Read the records and write them out again exactly.

>> begin Dataset content

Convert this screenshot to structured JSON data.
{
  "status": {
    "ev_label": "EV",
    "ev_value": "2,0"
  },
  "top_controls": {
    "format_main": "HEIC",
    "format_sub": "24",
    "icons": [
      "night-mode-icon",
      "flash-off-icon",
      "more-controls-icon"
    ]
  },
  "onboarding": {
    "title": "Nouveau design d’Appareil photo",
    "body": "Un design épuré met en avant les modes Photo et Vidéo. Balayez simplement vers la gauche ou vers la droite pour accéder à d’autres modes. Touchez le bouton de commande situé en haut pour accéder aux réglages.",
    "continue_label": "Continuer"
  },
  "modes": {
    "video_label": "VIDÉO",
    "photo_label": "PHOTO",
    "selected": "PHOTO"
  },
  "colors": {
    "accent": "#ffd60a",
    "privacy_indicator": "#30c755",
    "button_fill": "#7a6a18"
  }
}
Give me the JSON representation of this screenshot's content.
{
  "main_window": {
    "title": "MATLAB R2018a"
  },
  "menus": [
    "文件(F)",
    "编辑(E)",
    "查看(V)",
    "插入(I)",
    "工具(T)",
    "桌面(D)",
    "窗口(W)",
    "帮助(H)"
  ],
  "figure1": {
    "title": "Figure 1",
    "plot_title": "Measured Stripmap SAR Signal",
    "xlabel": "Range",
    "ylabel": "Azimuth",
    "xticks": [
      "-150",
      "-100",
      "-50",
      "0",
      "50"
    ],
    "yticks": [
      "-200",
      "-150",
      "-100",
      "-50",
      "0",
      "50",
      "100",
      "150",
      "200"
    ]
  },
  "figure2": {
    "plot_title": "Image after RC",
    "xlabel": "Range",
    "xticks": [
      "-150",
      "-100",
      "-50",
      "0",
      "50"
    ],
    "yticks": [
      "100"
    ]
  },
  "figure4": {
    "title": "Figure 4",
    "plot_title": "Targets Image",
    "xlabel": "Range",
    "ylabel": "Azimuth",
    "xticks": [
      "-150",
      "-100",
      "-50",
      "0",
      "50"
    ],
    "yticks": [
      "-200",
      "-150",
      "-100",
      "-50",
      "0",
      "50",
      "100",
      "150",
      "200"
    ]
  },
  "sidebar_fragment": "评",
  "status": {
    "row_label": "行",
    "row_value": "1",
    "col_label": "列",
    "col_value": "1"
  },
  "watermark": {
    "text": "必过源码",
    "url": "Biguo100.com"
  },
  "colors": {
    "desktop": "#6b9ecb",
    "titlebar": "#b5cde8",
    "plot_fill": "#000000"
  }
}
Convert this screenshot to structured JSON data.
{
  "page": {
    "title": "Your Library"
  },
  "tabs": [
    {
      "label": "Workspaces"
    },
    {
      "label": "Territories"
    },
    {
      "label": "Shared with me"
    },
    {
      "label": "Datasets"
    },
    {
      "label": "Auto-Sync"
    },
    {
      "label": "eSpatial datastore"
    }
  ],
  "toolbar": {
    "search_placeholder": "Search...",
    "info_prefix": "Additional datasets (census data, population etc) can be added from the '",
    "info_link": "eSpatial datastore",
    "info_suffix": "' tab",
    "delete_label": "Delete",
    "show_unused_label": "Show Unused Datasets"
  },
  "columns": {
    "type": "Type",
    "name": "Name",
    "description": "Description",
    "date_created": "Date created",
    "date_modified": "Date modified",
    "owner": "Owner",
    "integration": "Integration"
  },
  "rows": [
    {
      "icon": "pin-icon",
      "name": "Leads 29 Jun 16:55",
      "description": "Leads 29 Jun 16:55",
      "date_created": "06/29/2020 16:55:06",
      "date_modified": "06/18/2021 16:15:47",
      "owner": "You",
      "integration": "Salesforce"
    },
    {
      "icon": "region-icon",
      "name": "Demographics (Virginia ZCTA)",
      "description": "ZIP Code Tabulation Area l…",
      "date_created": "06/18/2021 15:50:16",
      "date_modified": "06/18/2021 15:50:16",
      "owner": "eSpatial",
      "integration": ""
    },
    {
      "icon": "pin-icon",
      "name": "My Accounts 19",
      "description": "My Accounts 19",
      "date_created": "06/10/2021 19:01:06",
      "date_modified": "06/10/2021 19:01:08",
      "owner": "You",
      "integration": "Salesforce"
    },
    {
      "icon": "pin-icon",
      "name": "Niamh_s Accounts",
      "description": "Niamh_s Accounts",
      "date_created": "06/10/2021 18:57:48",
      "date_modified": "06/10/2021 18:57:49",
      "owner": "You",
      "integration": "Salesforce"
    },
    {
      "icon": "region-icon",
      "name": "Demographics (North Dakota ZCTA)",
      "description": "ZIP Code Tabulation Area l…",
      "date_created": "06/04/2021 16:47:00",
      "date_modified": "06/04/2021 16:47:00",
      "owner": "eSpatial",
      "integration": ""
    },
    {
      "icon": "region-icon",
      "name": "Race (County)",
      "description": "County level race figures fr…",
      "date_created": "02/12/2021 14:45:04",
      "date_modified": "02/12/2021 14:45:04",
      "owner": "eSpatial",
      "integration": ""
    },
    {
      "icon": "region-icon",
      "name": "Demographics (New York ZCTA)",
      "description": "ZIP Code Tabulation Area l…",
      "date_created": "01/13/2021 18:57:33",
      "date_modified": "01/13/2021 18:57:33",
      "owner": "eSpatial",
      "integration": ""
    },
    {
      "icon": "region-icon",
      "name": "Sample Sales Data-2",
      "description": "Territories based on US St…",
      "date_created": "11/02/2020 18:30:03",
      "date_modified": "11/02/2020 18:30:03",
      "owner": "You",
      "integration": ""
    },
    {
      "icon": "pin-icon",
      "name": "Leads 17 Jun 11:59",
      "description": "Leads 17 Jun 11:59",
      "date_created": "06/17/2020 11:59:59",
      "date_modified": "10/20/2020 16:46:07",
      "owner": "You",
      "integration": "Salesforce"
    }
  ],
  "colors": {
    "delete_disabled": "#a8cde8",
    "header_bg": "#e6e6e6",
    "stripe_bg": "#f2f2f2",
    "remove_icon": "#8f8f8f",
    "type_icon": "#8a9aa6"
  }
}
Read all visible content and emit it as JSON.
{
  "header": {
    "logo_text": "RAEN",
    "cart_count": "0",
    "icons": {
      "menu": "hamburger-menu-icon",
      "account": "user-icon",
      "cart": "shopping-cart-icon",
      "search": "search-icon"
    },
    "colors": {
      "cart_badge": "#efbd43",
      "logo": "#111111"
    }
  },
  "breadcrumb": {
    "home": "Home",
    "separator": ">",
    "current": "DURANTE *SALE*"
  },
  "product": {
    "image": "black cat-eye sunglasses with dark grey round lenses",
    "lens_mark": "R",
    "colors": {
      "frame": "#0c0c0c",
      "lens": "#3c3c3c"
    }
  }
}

>> end Dataset content

§ Final result:
Convert this screenshot to structured JSON data.
{
  "status": {
    "ev_label": "EV",
    "ev_value": "2,0"
  },
  "top_controls": {
    "format_main": "HEIC",
    "format_sub": "24",
    "icons": [
      "night-mode-icon",
      "flash-off-icon",
      "more-controls-icon"
    ]
  },
  "onboarding": {
    "title": "Nouveau design d’Appareil photo",
    "body": "Un design épuré met en avant les modes Photo et Vidéo. Balayez simplement vers la gauche ou vers la droite pour accéder à d’autres modes. Touchez le bouton de commande situé en haut pour accéder aux réglages.",
    "continue_label": "Continuer"
  },
  "modes": {
    "video_label": "VIDÉO",
    "photo_label": "PHOTO",
    "selected": "PHOTO"
  },
  "colors": {
    "accent": "#ffd60a",
    "privacy_indicator": "#30c755",
    "button_fill": "#7a6a18"
  }
}
Give me the JSON representation of this screenshot's content.
{
  "main_window": {
    "title": "MATLAB R2018a"
  },
  "menus": [
    "文件(F)",
    "编辑(E)",
    "查看(V)",
    "插入(I)",
    "工具(T)",
    "桌面(D)",
    "窗口(W)",
    "帮助(H)"
  ],
  "figure1": {
    "title": "Figure 1",
    "plot_title": "Measured Stripmap SAR Signal",
    "xlabel": "Range",
    "ylabel": "Azimuth",
    "xticks": [
      "-150",
      "-100",
      "-50",
      "0",
      "50"
    ],
    "yticks": [
      "-200",
      "-150",
      "-100",
      "-50",
      "0",
      "50",
      "100",
      "150",
      "200"
    ]
  },
  "figure2": {
    "plot_title": "Image after RC",
    "xlabel": "Range",
    "xticks": [
      "-150",
      "-100",
      "-50",
      "0",
      "50"
    ],
    "yticks": [
      "100"
    ]
  },
  "figure4": {
    "title": "Figure 4",
    "plot_title": "Targets Image",
    "xlabel": "Range",
    "ylabel": "Azimuth",
    "xticks": [
      "-150",
      "-100",
      "-50",
      "0",
      "50"
    ],
    "yticks": [
      "-200",
      "-150",
      "-100",
      "-50",
      "0",
      "50",
      "100",
      "150",
      "200"
    ]
  },
  "sidebar_fragment": "评",
  "status": {
    "row_label": "行",
    "row_value": "1",
    "col_label": "列",
    "col_value": "1"
  },
  "watermark": {
    "text": "必过源码",
    "url": "Biguo100.com"
  },
  "colors": {
    "desktop": "#6b9ecb",
    "titlebar": "#b5cde8",
    "plot_fill": "#000000"
  }
}
Convert this screenshot to structured JSON data.
{
  "page": {
    "title": "Your Library"
  },
  "tabs": [
    {
      "label": "Workspaces"
    },
    {
      "label": "Territories"
    },
    {
      "label": "Shared with me"
    },
    {
      "label": "Datasets"
    },
    {
      "label": "Auto-Sync"
    },
    {
      "label": "eSpatial datastore"
    }
  ],
  "toolbar": {
    "search_placeholder": "Search...",
    "info_prefix": "Additional datasets (census data, population etc) can be added from the '",
    "info_link": "eSpatial datastore",
    "info_suffix": "' tab",
    "delete_label": "Delete",
    "show_unused_label": "Show Unused Datasets"
  },
  "columns": {
    "type": "Type",
    "name": "Name",
    "description": "Description",
    "date_created": "Date created",
    "date_modified": "Date modified",
    "owner": "Owner",
    "integration": "Integration"
  },
  "rows": [
    {
      "icon": "pin-icon",
      "name": "Leads 29 Jun 16:55",
      "description": "Leads 29 Jun 16:55",
      "date_created": "06/29/2020 16:55:06",
      "date_modified": "06/18/2021 16:15:47",
      "owner": "You",
      "integration": "Salesforce"
    },
    {
      "icon": "region-icon",
      "name": "Demographics (Virginia ZCTA)",
      "description": "ZIP Code Tabulation Area l…",
      "date_created": "06/18/2021 15:50:16",
      "date_modified": "06/18/2021 15:50:16",
      "owner": "eSpatial",
      "integration": ""
    },
    {
      "icon": "pin-icon",
      "name": "My Accounts 19",
      "description": "My Accounts 19",
      "date_created": "06/10/2021 19:01:06",
      "date_modified": "06/10/2021 19:01:08",
      "owner": "You",
      "integration": "Salesforce"
    },
    {
      "icon": "pin-icon",
      "name": "Niamh_s Accounts",
      "description": "Niamh_s Accounts",
      "date_created": "06/10/2021 18:57:48",
      "date_modified": "06/10/2021 18:57:49",
      "owner": "You",
      "integration": "Salesforce"
    },
    {
      "icon": "region-icon",
      "name": "Demographics (North Dakota ZCTA)",
      "description": "ZIP Code Tabulation Area l…",
      "date_created": "06/04/2021 16:47:00",
      "date_modified": "06/04/2021 16:47:00",
      "owner": "eSpatial",
      "integration": ""
    },
    {
      "icon": "region-icon",
      "name": "Race (County)",
      "description": "County level race figures fr…",
      "date_created": "02/12/2021 14:45:04",
      "date_modified": "02/12/2021 14:45:04",
      "owner": "eSpatial",
      "integration": ""
    },
    {
      "icon": "region-icon",
      "name": "Demographics (New York ZCTA)",
      "description": "ZIP Code Tabulation Area l…",
      "date_created": "01/13/2021 18:57:33",
      "date_modified": "01/13/2021 18:57:33",
      "owner": "eSpatial",
      "integration": ""
    },
    {
      "icon": "region-icon",
      "name": "Sample Sales Data-2",
      "description": "Territories based on US St…",
      "date_created": "11/02/2020 18:30:03",
      "date_modified": "11/02/2020 18:30:03",
      "owner": "You",
      "integration": ""
    },
    {
      "icon": "pin-icon",
      "name": "Leads 17 Jun 11:59",
      "description": "Leads 17 Jun 11:59",
      "date_created": "06/17/2020 11:59:59",
      "date_modified": "10/20/2020 16:46:07",
      "owner": "You",
      "integration": "Salesforce"
    }
  ],
  "colors": {
    "delete_disabled": "#a8cde8",
    "header_bg": "#e6e6e6",
    "stripe_bg": "#f2f2f2",
    "remove_icon": "#8f8f8f",
    "type_icon": "#8a9aa6"
  }
}
Read all visible content and emit it as JSON.
{
  "header": {
    "logo_text": "RAEN",
    "cart_count": "0",
    "icons": {
      "menu": "hamburger-menu-icon",
      "account": "user-icon",
      "cart": "shopping-cart-icon",
      "search": "search-icon"
    },
    "colors": {
      "cart_badge": "#efbd43",
      "logo": "#111111"
    }
  },
  "breadcrumb": {
    "home": "Home",
    "separator": ">",
    "current": "DURANTE *SALE*"
  },
  "product": {
    "image": "black cat-eye sunglasses with dark grey round lenses",
    "lens_mark": "R",
    "colors": {
      "frame": "#0c0c0c",
      "lens": "#3c3c3c"
    }
  }
}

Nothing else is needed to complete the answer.